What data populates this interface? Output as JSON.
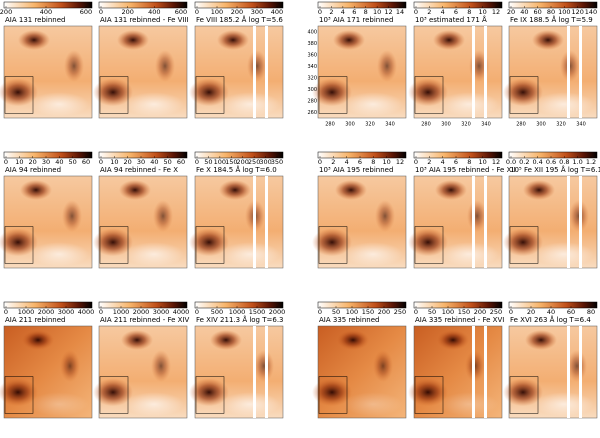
{
  "panels": [
    {
      "title": "AIA 131 rebinned",
      "ticks": [
        "200",
        "400",
        "600"
      ]
    },
    {
      "title": "AIA 131 rebinned - Fe VIII",
      "ticks": [
        "0",
        "200",
        "400",
        "600"
      ]
    },
    {
      "title": "Fe VIII 185.2 Å log T=5.6",
      "ticks": [
        "0",
        "100",
        "200",
        "300",
        "400"
      ]
    },
    {
      "title": "10³ AIA 171 rebinned",
      "ticks": [
        "0",
        "2",
        "4",
        "6",
        "8",
        "10",
        "12",
        "14"
      ]
    },
    {
      "title": "10³ estimated 171 Å",
      "ticks": [
        "0",
        "2",
        "4",
        "6",
        "8",
        "10",
        "12"
      ]
    },
    {
      "title": "Fe IX 188.5 Å log T=5.9",
      "ticks": [
        "20",
        "40",
        "60",
        "80",
        "100",
        "120",
        "140"
      ]
    },
    {
      "title": "AIA 94 rebinned",
      "ticks": [
        "0",
        "10",
        "20",
        "30",
        "40",
        "50",
        "60"
      ]
    },
    {
      "title": "AIA 94 rebinned - Fe X",
      "ticks": [
        "0",
        "10",
        "20",
        "30",
        "40",
        "50",
        "60"
      ]
    },
    {
      "title": "Fe X 184.5 Å log T=6.0",
      "ticks": [
        "0",
        "50",
        "100",
        "150",
        "200",
        "250",
        "300",
        "350"
      ]
    },
    {
      "title": "10³ AIA 195 rebinned",
      "ticks": [
        "0",
        "2",
        "4",
        "6",
        "8",
        "10",
        "12"
      ]
    },
    {
      "title": "10³ AIA 195 rebinned - Fe XII",
      "ticks": [
        "0",
        "2",
        "4",
        "6",
        "8",
        "10",
        "12"
      ]
    },
    {
      "title": "10⁵ Fe XII 195 Å log T=6.1",
      "ticks": [
        "0.0",
        "0.2",
        "0.4",
        "0.6",
        "0.8",
        "1.0",
        "1.2"
      ]
    },
    {
      "title": "AIA 211 rebinned",
      "ticks": [
        "0",
        "1000",
        "2000",
        "3000",
        "4000"
      ]
    },
    {
      "title": "AIA 211 rebinned - Fe XIV",
      "ticks": [
        "0",
        "1000",
        "2000",
        "3000",
        "4000"
      ]
    },
    {
      "title": "Fe XIV 211.3 Å log T=6.3",
      "ticks": [
        "0",
        "500",
        "1000",
        "1500",
        "2000"
      ]
    },
    {
      "title": "AIA 335 rebinned",
      "ticks": [
        "0",
        "50",
        "100",
        "150",
        "200",
        "250"
      ]
    },
    {
      "title": "AIA 335 rebinned - Fe XVI",
      "ticks": [
        "0",
        "50",
        "100",
        "150",
        "200",
        "250"
      ]
    },
    {
      "title": "Fe XVI 263 Å log T=6.4",
      "ticks": [
        "0",
        "20",
        "40",
        "60",
        "80"
      ]
    }
  ],
  "axes": {
    "yticks": [
      "400",
      "380",
      "360",
      "340",
      "320",
      "300",
      "280",
      "260"
    ],
    "xticks": [
      "280",
      "300",
      "320",
      "340"
    ]
  }
}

**********

● **What to produce**
Restate the records above in full, word for word. Keep pictures out.

● **Written answer**
What data populates this interface? Output as JSON.
{
  "panels": [
    {
      "title": "AIA 131 rebinned",
      "ticks": [
        "200",
        "400",
        "600"
      ]
    },
    {
      "title": "AIA 131 rebinned - Fe VIII",
      "ticks": [
        "0",
        "200",
        "400",
        "600"
      ]
    },
    {
      "title": "Fe VIII 185.2 Å log T=5.6",
      "ticks": [
        "0",
        "100",
        "200",
        "300",
        "400"
      ]
    },
    {
      "title": "10³ AIA 171 rebinned",
      "ticks": [
        "0",
        "2",
        "4",
        "6",
        "8",
        "10",
        "12",
        "14"
      ]
    },
    {
      "title": "10³ estimated 171 Å",
      "ticks": [
        "0",
        "2",
        "4",
        "6",
        "8",
        "10",
        "12"
      ]
    },
    {
      "title": "Fe IX 188.5 Å log T=5.9",
      "ticks": [
        "20",
        "40",
        "60",
        "80",
        "100",
        "120",
        "140"
      ]
    },
    {
      "title": "AIA 94 rebinned",
      "ticks": [
        "0",
        "10",
        "20",
        "30",
        "40",
        "50",
        "60"
      ]
    },
    {
      "title": "AIA 94 rebinned - Fe X",
      "ticks": [
        "0",
        "10",
        "20",
        "30",
        "40",
        "50",
        "60"
      ]
    },
    {
      "title": "Fe X 184.5 Å log T=6.0",
      "ticks": [
        "0",
        "50",
        "100",
        "150",
        "200",
        "250",
        "300",
        "350"
      ]
    },
    {
      "title": "10³ AIA 195 rebinned",
      "ticks": [
        "0",
        "2",
        "4",
        "6",
        "8",
        "10",
        "12"
      ]
    },
    {
      "title": "10³ AIA 195 rebinned - Fe XII",
      "ticks": [
        "0",
        "2",
        "4",
        "6",
        "8",
        "10",
        "12"
      ]
    },
    {
      "title": "10⁵ Fe XII 195 Å log T=6.1",
      "ticks": [
        "0.0",
        "0.2",
        "0.4",
        "0.6",
        "0.8",
        "1.0",
        "1.2"
      ]
    },
    {
      "title": "AIA 211 rebinned",
      "ticks": [
        "0",
        "1000",
        "2000",
        "3000",
        "4000"
      ]
    },
    {
      "title": "AIA 211 rebinned - Fe XIV",
      "ticks": [
        "0",
        "1000",
        "2000",
        "3000",
        "4000"
      ]
    },
    {
      "title": "Fe XIV 211.3 Å log T=6.3",
      "ticks": [
        "0",
        "500",
        "1000",
        "1500",
        "2000"
      ]
    },
    {
      "title": "AIA 335 rebinned",
      "ticks": [
        "0",
        "50",
        "100",
        "150",
        "200",
        "250"
      ]
    },
    {
      "title": "AIA 335 rebinned - Fe XVI",
      "ticks": [
        "0",
        "50",
        "100",
        "150",
        "200",
        "250"
      ]
    },
    {
      "title": "Fe XVI 263 Å log T=6.4",
      "ticks": [
        "0",
        "20",
        "40",
        "60",
        "80"
      ]
    }
  ],
  "axes": {
    "yticks": [
      "400",
      "380",
      "360",
      "340",
      "320",
      "300",
      "280",
      "260"
    ],
    "xticks": [
      "280",
      "300",
      "320",
      "340"
    ]
  }
}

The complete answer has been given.